Wherever a line below holds the word "retroativos", copy that line.

# # # # # # #

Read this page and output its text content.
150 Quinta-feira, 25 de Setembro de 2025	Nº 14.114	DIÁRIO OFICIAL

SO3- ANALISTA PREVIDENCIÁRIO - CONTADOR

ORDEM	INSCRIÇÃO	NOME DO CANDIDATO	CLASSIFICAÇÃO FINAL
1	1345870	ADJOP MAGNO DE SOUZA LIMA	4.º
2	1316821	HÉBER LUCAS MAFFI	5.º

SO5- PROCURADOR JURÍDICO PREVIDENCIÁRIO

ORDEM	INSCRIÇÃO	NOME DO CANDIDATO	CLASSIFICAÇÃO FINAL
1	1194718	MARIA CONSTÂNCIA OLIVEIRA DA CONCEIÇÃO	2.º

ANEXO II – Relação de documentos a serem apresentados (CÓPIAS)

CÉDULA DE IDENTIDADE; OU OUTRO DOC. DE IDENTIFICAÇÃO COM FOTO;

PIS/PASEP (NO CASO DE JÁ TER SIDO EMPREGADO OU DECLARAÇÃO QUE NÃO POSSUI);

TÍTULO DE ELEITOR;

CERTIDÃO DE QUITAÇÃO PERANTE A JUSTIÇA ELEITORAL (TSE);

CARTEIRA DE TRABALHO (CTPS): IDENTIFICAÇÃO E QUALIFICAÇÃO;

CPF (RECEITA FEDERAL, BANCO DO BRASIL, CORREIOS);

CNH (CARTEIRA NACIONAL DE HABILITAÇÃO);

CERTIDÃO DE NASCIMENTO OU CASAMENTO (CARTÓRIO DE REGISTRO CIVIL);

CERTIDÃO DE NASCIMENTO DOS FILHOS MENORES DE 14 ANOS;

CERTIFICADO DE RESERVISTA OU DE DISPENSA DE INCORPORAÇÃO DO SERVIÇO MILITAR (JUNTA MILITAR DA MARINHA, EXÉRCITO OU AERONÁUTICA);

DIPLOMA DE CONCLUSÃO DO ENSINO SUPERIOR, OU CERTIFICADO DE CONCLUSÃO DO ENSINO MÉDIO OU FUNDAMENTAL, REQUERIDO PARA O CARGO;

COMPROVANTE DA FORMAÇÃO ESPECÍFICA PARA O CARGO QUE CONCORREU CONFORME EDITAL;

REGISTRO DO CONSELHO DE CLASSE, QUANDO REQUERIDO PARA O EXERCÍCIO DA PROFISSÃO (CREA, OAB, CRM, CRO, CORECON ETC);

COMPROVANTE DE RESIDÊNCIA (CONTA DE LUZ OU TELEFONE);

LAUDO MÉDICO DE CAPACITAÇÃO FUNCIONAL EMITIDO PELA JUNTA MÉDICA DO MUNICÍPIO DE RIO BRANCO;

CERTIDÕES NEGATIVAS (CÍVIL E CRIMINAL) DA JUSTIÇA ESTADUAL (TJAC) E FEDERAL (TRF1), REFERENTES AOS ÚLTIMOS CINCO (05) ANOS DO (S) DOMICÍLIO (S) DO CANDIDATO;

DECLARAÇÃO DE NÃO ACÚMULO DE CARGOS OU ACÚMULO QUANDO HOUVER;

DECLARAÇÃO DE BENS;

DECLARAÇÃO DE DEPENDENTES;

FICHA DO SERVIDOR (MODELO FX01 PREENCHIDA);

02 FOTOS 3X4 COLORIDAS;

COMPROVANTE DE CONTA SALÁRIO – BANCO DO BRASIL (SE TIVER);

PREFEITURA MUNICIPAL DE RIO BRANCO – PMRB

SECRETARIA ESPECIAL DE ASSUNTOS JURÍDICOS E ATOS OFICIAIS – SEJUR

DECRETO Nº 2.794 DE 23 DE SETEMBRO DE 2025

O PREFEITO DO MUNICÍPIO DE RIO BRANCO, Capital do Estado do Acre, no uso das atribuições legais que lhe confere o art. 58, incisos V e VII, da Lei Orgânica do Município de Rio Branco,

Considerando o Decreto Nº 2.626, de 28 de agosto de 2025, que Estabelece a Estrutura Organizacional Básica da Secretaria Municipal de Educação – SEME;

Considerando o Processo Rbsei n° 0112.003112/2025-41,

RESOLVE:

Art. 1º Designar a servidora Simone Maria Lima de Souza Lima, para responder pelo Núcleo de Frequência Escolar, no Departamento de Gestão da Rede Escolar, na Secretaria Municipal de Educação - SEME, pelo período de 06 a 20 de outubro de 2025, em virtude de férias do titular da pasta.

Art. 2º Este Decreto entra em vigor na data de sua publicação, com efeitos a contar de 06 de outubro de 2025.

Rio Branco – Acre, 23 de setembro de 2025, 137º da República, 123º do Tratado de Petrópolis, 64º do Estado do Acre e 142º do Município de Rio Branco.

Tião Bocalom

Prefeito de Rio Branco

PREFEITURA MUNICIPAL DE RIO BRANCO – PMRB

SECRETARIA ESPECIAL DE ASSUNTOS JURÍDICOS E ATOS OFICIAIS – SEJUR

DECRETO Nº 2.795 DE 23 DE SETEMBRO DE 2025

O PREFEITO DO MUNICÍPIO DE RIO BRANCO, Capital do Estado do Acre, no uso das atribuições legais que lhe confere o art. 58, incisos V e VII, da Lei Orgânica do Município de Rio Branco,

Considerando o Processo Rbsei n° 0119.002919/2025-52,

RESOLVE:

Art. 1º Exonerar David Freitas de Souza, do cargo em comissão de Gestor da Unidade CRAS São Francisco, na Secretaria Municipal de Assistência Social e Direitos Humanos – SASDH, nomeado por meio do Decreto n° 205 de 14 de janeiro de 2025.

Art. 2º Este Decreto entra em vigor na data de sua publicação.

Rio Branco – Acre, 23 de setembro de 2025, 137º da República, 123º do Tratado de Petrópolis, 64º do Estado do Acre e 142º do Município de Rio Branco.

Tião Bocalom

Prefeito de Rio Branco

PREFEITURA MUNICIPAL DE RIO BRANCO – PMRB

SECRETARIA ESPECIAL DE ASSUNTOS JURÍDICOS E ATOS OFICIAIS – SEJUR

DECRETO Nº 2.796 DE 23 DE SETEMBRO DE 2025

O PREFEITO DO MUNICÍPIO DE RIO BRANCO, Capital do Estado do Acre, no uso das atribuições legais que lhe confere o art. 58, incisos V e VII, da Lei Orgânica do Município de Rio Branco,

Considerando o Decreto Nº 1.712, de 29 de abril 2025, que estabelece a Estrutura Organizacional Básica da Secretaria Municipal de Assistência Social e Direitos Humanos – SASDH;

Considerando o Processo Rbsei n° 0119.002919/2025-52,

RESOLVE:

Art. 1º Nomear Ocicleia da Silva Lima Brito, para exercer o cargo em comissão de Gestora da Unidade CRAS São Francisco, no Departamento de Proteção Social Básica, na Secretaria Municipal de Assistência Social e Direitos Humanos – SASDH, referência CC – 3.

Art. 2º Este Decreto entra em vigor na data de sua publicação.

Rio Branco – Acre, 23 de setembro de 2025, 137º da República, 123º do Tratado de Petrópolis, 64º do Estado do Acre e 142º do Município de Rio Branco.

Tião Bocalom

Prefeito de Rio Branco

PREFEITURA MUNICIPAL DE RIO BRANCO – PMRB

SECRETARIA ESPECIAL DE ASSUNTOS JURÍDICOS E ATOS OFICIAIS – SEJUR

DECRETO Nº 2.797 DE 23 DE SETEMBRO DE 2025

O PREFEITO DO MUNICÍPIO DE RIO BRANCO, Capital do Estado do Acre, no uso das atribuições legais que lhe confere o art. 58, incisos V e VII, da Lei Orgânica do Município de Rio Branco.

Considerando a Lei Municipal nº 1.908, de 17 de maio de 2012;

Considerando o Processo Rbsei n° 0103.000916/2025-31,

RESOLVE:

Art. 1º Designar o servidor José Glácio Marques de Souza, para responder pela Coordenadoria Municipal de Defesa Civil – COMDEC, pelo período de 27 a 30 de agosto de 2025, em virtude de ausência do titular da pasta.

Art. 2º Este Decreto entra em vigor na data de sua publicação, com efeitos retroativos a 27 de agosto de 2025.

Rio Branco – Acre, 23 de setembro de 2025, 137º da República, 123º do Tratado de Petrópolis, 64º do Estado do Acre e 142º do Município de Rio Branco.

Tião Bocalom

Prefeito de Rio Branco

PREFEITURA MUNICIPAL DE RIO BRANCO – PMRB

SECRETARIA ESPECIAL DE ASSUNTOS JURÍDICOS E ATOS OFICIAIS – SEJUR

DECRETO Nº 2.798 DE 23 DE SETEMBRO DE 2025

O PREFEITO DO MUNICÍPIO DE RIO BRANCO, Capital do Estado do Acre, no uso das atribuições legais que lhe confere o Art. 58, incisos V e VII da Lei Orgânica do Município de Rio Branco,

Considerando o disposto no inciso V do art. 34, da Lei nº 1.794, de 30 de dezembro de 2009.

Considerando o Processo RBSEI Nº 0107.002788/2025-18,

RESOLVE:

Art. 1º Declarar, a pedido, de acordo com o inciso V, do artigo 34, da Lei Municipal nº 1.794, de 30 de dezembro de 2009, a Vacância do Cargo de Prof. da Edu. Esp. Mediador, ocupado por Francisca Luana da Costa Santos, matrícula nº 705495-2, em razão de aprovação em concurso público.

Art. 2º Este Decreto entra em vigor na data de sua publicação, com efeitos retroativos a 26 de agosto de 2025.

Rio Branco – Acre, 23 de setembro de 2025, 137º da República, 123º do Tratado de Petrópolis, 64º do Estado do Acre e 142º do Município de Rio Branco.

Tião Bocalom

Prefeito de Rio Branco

# # # # # # #

» Solution for this task:
Art. 2º Este Decreto entra em vigor na data de sua publicação, com efeitos retroativos a 27 de agosto de 2025.
Art. 2º Este Decreto entra em vigor na data de sua publicação, com efeitos retroativos a 26 de agosto de 2025.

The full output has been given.